Filter for the word "torpedo" and keep each matching line.
»»
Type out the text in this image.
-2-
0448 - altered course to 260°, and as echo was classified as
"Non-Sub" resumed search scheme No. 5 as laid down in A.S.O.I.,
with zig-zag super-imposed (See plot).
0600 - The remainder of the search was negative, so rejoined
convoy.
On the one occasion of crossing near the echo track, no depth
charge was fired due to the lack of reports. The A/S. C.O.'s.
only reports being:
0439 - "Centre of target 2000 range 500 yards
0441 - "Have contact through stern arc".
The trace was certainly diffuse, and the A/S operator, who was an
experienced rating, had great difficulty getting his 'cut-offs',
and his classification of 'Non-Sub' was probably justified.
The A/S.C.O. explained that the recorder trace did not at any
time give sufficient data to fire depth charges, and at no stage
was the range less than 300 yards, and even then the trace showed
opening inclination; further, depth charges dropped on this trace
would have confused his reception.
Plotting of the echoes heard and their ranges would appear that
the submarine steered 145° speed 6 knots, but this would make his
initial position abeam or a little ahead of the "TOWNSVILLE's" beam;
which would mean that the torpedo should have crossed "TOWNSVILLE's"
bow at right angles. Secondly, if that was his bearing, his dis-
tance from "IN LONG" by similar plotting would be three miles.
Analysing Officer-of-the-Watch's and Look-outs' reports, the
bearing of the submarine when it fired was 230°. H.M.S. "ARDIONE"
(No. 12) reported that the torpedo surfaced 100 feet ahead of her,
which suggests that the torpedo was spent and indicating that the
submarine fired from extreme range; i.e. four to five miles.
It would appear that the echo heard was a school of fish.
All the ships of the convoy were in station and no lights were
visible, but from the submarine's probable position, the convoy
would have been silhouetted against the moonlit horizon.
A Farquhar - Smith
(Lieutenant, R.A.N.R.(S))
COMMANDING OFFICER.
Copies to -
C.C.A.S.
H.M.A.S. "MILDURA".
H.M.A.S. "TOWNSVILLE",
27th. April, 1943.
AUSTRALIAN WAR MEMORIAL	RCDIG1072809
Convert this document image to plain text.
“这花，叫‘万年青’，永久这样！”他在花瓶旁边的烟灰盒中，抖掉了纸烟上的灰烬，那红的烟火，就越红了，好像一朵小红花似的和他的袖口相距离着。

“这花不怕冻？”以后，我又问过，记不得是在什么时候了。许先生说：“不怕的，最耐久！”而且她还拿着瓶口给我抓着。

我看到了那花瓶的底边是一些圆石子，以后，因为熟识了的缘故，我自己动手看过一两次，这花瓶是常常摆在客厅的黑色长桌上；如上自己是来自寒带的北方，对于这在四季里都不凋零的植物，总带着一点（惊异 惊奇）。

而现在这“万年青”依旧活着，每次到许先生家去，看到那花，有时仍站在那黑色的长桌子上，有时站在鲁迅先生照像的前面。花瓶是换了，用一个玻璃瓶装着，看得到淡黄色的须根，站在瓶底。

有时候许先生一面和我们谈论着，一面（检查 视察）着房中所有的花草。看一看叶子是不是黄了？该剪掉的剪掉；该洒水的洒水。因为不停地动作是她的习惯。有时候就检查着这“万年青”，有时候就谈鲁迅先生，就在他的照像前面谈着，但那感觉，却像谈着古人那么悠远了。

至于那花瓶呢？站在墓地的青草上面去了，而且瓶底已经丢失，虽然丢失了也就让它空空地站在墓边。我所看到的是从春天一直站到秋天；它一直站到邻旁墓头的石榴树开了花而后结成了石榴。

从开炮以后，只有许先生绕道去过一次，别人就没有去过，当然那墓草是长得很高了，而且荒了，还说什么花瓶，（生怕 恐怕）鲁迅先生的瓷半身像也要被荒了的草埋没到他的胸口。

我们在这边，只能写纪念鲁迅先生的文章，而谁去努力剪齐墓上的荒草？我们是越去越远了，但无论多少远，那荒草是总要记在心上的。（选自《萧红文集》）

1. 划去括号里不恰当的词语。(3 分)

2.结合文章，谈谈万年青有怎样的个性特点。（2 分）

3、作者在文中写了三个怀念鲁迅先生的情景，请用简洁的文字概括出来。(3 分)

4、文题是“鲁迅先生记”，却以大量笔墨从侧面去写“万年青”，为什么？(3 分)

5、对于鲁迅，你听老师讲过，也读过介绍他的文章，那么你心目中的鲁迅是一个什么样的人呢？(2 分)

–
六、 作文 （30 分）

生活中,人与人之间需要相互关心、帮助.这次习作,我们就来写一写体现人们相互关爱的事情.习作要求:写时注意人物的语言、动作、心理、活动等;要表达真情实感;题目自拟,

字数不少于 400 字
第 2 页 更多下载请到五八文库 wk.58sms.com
««
»»
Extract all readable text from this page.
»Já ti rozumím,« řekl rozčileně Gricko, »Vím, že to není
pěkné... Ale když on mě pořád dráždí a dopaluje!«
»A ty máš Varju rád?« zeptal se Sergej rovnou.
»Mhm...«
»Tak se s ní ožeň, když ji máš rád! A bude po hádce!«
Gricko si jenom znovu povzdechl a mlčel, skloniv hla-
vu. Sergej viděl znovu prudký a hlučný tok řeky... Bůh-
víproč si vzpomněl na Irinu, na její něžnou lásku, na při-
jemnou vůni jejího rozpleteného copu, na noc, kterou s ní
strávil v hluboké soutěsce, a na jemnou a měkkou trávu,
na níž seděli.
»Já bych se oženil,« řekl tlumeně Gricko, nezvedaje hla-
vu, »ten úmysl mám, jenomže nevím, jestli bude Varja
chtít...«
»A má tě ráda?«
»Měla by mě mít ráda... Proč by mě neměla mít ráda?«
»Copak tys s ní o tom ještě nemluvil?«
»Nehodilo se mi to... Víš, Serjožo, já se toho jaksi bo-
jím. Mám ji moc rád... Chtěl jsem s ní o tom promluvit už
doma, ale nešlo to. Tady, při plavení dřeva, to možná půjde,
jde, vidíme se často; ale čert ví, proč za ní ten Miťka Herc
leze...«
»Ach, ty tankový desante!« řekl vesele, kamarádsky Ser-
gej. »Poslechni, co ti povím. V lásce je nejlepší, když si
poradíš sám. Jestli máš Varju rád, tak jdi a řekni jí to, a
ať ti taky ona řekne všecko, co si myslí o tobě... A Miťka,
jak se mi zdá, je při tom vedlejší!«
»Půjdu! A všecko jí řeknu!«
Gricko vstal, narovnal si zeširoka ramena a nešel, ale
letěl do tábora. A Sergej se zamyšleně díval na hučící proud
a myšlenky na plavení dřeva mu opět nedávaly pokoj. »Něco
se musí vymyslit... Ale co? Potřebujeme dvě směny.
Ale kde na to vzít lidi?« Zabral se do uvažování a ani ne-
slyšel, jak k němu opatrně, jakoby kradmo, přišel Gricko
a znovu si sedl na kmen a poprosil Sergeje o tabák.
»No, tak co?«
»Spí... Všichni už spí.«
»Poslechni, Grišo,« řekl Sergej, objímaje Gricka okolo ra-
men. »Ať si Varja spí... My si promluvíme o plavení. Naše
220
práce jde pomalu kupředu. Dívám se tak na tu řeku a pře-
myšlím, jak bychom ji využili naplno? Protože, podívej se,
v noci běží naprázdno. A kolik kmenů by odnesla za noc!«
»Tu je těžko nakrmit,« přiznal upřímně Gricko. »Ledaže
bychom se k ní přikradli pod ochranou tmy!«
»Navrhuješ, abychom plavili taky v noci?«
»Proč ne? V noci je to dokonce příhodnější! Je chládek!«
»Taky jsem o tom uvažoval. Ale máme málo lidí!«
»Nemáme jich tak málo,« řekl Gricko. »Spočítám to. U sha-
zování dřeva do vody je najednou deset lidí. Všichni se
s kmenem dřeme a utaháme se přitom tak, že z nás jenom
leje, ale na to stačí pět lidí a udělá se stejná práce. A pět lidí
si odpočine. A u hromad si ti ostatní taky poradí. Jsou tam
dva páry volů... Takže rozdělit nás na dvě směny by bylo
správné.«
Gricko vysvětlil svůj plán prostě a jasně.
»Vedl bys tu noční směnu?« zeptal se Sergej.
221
««
»»
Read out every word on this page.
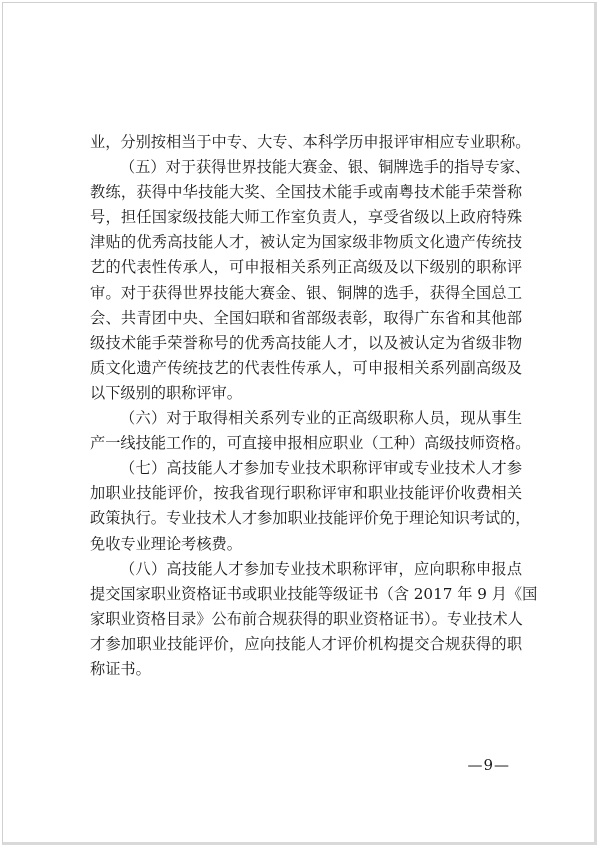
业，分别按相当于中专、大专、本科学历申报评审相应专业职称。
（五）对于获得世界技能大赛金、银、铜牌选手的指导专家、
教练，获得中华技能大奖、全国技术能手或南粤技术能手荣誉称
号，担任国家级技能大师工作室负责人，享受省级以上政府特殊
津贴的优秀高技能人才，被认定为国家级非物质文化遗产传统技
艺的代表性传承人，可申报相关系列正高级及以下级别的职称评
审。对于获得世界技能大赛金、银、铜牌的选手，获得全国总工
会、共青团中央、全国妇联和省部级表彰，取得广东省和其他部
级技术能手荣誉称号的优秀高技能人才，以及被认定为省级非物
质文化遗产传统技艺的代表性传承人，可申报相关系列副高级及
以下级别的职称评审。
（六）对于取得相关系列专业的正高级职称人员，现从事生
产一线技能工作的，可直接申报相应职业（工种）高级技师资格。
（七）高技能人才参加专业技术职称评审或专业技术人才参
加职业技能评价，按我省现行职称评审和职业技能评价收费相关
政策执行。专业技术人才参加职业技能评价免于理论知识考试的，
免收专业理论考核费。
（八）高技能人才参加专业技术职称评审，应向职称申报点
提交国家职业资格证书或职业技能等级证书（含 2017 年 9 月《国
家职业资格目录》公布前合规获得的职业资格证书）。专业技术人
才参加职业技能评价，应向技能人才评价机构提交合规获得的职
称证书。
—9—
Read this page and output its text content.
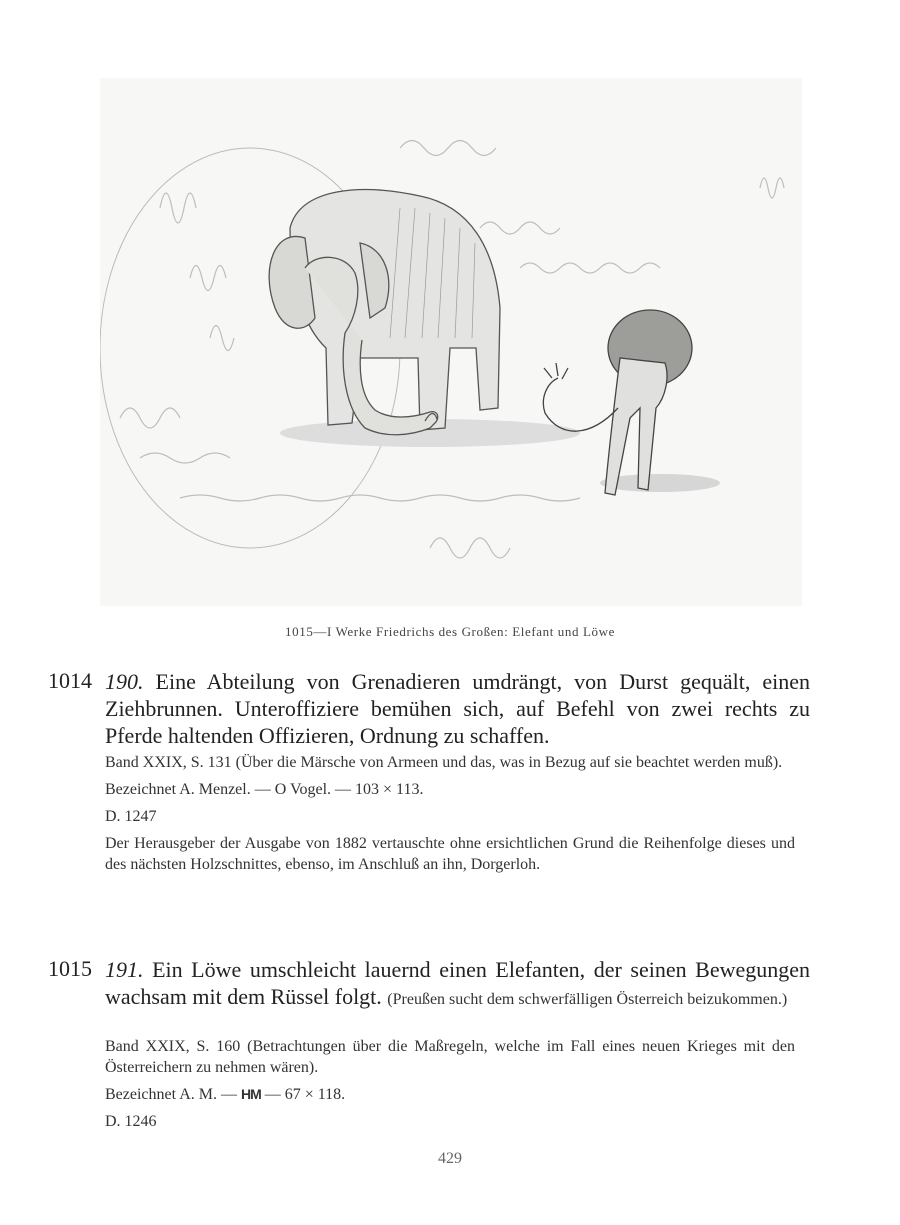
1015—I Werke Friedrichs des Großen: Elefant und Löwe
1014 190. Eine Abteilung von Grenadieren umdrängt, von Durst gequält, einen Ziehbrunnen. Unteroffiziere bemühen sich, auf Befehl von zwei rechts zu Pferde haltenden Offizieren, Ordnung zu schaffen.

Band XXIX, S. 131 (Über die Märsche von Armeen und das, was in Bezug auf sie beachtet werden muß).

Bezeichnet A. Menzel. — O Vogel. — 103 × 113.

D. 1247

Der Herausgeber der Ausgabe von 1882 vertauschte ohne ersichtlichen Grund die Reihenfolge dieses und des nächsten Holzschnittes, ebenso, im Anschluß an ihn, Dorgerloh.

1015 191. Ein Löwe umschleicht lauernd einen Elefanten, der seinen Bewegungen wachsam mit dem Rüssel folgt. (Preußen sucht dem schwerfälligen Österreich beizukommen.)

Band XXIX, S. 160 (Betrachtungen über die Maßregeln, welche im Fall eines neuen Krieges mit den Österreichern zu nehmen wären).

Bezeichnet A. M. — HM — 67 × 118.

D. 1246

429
««
**Written response:**
which would mean that the torpedo should have crossed "TOWNSVILLE's"
(No. 12) reported that the torpedo surfaced 100 feet ahead of her,
which suggests that the torpedo was spent and indicating that the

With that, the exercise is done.